Lines of data:
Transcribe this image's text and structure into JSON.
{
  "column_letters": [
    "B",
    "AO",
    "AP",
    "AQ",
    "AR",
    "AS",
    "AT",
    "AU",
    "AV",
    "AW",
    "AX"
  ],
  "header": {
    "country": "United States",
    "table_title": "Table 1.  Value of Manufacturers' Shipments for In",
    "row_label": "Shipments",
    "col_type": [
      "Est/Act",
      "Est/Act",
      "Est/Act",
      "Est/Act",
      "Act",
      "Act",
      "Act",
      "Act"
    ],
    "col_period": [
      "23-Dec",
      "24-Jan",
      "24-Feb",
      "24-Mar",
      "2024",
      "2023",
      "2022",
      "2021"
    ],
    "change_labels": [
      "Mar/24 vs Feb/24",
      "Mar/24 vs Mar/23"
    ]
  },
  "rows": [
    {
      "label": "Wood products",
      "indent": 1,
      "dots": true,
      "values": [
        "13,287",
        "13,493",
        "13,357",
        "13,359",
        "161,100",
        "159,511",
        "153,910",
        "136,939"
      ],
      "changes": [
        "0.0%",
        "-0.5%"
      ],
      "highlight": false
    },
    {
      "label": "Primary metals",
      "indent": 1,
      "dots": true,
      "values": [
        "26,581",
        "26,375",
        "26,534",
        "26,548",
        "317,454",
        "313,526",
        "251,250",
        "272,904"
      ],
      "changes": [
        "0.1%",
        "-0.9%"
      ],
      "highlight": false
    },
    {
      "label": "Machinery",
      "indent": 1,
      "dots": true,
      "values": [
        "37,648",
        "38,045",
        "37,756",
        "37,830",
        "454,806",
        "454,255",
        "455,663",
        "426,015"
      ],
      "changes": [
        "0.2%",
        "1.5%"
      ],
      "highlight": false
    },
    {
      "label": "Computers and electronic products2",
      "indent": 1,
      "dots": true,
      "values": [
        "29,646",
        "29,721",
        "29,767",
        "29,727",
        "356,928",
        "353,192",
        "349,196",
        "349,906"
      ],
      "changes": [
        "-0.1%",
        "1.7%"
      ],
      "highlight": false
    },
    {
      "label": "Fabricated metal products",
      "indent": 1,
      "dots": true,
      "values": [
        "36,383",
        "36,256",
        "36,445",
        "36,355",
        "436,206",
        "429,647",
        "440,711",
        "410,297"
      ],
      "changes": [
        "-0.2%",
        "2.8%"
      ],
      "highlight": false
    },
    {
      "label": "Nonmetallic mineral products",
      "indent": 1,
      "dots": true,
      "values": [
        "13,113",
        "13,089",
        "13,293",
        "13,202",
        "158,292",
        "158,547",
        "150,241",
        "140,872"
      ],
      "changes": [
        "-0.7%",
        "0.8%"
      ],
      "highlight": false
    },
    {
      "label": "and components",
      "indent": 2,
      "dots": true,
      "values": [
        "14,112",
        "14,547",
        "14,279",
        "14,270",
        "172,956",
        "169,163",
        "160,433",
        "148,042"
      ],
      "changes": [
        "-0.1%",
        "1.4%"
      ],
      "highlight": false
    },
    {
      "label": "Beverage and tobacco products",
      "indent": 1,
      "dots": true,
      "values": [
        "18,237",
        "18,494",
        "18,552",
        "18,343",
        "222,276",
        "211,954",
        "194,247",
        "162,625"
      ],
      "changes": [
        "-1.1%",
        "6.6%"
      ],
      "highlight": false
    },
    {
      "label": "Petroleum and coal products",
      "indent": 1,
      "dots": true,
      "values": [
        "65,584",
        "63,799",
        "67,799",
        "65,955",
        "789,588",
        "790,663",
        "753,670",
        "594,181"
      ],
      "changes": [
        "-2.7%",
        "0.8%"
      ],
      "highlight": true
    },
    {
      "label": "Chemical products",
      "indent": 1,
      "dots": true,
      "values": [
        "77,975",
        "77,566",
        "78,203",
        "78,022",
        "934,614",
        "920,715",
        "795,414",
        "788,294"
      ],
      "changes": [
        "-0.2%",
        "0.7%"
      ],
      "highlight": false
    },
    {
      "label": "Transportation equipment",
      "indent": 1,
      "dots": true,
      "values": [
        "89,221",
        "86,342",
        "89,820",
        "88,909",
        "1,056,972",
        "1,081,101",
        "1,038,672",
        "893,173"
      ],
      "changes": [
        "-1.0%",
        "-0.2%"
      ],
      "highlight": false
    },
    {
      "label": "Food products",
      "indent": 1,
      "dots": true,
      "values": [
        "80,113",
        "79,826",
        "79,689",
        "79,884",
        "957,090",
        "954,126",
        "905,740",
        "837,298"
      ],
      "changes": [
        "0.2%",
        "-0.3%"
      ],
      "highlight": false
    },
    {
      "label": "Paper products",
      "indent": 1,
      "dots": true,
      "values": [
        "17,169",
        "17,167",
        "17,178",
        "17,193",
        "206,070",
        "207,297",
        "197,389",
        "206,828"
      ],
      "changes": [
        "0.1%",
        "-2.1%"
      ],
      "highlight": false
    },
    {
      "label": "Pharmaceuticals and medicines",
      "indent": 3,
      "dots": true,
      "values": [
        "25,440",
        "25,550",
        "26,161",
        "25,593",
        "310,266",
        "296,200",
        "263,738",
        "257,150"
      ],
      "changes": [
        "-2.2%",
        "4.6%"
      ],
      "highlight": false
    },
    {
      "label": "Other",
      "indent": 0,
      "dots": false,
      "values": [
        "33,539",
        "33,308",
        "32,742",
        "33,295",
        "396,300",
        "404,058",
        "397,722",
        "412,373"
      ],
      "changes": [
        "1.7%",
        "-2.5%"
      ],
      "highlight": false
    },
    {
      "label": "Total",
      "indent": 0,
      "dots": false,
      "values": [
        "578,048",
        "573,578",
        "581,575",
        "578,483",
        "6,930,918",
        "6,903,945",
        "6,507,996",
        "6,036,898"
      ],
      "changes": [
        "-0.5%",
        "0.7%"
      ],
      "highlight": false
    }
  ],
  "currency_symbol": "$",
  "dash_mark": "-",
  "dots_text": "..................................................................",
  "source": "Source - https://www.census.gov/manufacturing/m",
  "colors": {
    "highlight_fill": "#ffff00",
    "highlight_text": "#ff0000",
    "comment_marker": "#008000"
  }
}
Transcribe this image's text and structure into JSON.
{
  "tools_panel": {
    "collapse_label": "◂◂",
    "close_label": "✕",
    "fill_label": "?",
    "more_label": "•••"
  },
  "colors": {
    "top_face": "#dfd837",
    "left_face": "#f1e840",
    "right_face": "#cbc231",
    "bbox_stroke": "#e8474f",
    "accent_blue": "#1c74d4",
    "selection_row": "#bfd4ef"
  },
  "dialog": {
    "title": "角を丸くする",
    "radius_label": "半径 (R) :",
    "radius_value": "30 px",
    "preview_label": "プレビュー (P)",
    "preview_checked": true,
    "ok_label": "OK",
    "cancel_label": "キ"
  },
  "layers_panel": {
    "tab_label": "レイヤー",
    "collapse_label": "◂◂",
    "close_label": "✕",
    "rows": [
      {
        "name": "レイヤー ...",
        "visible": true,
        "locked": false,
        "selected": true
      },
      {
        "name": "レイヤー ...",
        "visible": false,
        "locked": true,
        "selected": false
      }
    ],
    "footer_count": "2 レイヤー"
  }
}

#### [THE PROBLEM]
Quote the data above in full, changing nothing.

#### [EXPECTED ANSWER]
Transcribe this image's text and structure into JSON.
{
  "column_letters": [
    "B",
    "AO",
    "AP",
    "AQ",
    "AR",
    "AS",
    "AT",
    "AU",
    "AV",
    "AW",
    "AX"
  ],
  "header": {
    "country": "United States",
    "table_title": "Table 1.  Value of Manufacturers' Shipments for In",
    "row_label": "Shipments",
    "col_type": [
      "Est/Act",
      "Est/Act",
      "Est/Act",
      "Est/Act",
      "Act",
      "Act",
      "Act",
      "Act"
    ],
    "col_period": [
      "23-Dec",
      "24-Jan",
      "24-Feb",
      "24-Mar",
      "2024",
      "2023",
      "2022",
      "2021"
    ],
    "change_labels": [
      "Mar/24 vs Feb/24",
      "Mar/24 vs Mar/23"
    ]
  },
  "rows": [
    {
      "label": "Wood products",
      "indent": 1,
      "dots": true,
      "values": [
        "13,287",
        "13,493",
        "13,357",
        "13,359",
        "161,100",
        "159,511",
        "153,910",
        "136,939"
      ],
      "changes": [
        "0.0%",
        "-0.5%"
      ],
      "highlight": false
    },
    {
      "label": "Primary metals",
      "indent": 1,
      "dots": true,
      "values": [
        "26,581",
        "26,375",
        "26,534",
        "26,548",
        "317,454",
        "313,526",
        "251,250",
        "272,904"
      ],
      "changes": [
        "0.1%",
        "-0.9%"
      ],
      "highlight": false
    },
    {
      "label": "Machinery",
      "indent": 1,
      "dots": true,
      "values": [
        "37,648",
        "38,045",
        "37,756",
        "37,830",
        "454,806",
        "454,255",
        "455,663",
        "426,015"
      ],
      "changes": [
        "0.2%",
        "1.5%"
      ],
      "highlight": false
    },
    {
      "label": "Computers and electronic products2",
      "indent": 1,
      "dots": true,
      "values": [
        "29,646",
        "29,721",
        "29,767",
        "29,727",
        "356,928",
        "353,192",
        "349,196",
        "349,906"
      ],
      "changes": [
        "-0.1%",
        "1.7%"
      ],
      "highlight": false
    },
    {
      "label": "Fabricated metal products",
      "indent": 1,
      "dots": true,
      "values": [
        "36,383",
        "36,256",
        "36,445",
        "36,355",
        "436,206",
        "429,647",
        "440,711",
        "410,297"
      ],
      "changes": [
        "-0.2%",
        "2.8%"
      ],
      "highlight": false
    },
    {
      "label": "Nonmetallic mineral products",
      "indent": 1,
      "dots": true,
      "values": [
        "13,113",
        "13,089",
        "13,293",
        "13,202",
        "158,292",
        "158,547",
        "150,241",
        "140,872"
      ],
      "changes": [
        "-0.7%",
        "0.8%"
      ],
      "highlight": false
    },
    {
      "label": "and components",
      "indent": 2,
      "dots": true,
      "values": [
        "14,112",
        "14,547",
        "14,279",
        "14,270",
        "172,956",
        "169,163",
        "160,433",
        "148,042"
      ],
      "changes": [
        "-0.1%",
        "1.4%"
      ],
      "highlight": false
    },
    {
      "label": "Beverage and tobacco products",
      "indent": 1,
      "dots": true,
      "values": [
        "18,237",
        "18,494",
        "18,552",
        "18,343",
        "222,276",
        "211,954",
        "194,247",
        "162,625"
      ],
      "changes": [
        "-1.1%",
        "6.6%"
      ],
      "highlight": false
    },
    {
      "label": "Petroleum and coal products",
      "indent": 1,
      "dots": true,
      "values": [
        "65,584",
        "63,799",
        "67,799",
        "65,955",
        "789,588",
        "790,663",
        "753,670",
        "594,181"
      ],
      "changes": [
        "-2.7%",
        "0.8%"
      ],
      "highlight": true
    },
    {
      "label": "Chemical products",
      "indent": 1,
      "dots": true,
      "values": [
        "77,975",
        "77,566",
        "78,203",
        "78,022",
        "934,614",
        "920,715",
        "795,414",
        "788,294"
      ],
      "changes": [
        "-0.2%",
        "0.7%"
      ],
      "highlight": false
    },
    {
      "label": "Transportation equipment",
      "indent": 1,
      "dots": true,
      "values": [
        "89,221",
        "86,342",
        "89,820",
        "88,909",
        "1,056,972",
        "1,081,101",
        "1,038,672",
        "893,173"
      ],
      "changes": [
        "-1.0%",
        "-0.2%"
      ],
      "highlight": false
    },
    {
      "label": "Food products",
      "indent": 1,
      "dots": true,
      "values": [
        "80,113",
        "79,826",
        "79,689",
        "79,884",
        "957,090",
        "954,126",
        "905,740",
        "837,298"
      ],
      "changes": [
        "0.2%",
        "-0.3%"
      ],
      "highlight": false
    },
    {
      "label": "Paper products",
      "indent": 1,
      "dots": true,
      "values": [
        "17,169",
        "17,167",
        "17,178",
        "17,193",
        "206,070",
        "207,297",
        "197,389",
        "206,828"
      ],
      "changes": [
        "0.1%",
        "-2.1%"
      ],
      "highlight": false
    },
    {
      "label": "Pharmaceuticals and medicines",
      "indent": 3,
      "dots": true,
      "values": [
        "25,440",
        "25,550",
        "26,161",
        "25,593",
        "310,266",
        "296,200",
        "263,738",
        "257,150"
      ],
      "changes": [
        "-2.2%",
        "4.6%"
      ],
      "highlight": false
    },
    {
      "label": "Other",
      "indent": 0,
      "dots": false,
      "values": [
        "33,539",
        "33,308",
        "32,742",
        "33,295",
        "396,300",
        "404,058",
        "397,722",
        "412,373"
      ],
      "changes": [
        "1.7%",
        "-2.5%"
      ],
      "highlight": false
    },
    {
      "label": "Total",
      "indent": 0,
      "dots": false,
      "values": [
        "578,048",
        "573,578",
        "581,575",
        "578,483",
        "6,930,918",
        "6,903,945",
        "6,507,996",
        "6,036,898"
      ],
      "changes": [
        "-0.5%",
        "0.7%"
      ],
      "highlight": false
    }
  ],
  "currency_symbol": "$",
  "dash_mark": "-",
  "dots_text": "..................................................................",
  "source": "Source - https://www.census.gov/manufacturing/m",
  "colors": {
    "highlight_fill": "#ffff00",
    "highlight_text": "#ff0000",
    "comment_marker": "#008000"
  }
}
Transcribe this image's text and structure into JSON.
{
  "tools_panel": {
    "collapse_label": "◂◂",
    "close_label": "✕",
    "fill_label": "?",
    "more_label": "•••"
  },
  "colors": {
    "top_face": "#dfd837",
    "left_face": "#f1e840",
    "right_face": "#cbc231",
    "bbox_stroke": "#e8474f",
    "accent_blue": "#1c74d4",
    "selection_row": "#bfd4ef"
  },
  "dialog": {
    "title": "角を丸くする",
    "radius_label": "半径 (R) :",
    "radius_value": "30 px",
    "preview_label": "プレビュー (P)",
    "preview_checked": true,
    "ok_label": "OK",
    "cancel_label": "キ"
  },
  "layers_panel": {
    "tab_label": "レイヤー",
    "collapse_label": "◂◂",
    "close_label": "✕",
    "rows": [
      {
        "name": "レイヤー ...",
        "visible": true,
        "locked": false,
        "selected": true
      },
      {
        "name": "レイヤー ...",
        "visible": false,
        "locked": true,
        "selected": false
      }
    ],
    "footer_count": "2 レイヤー"
  }
}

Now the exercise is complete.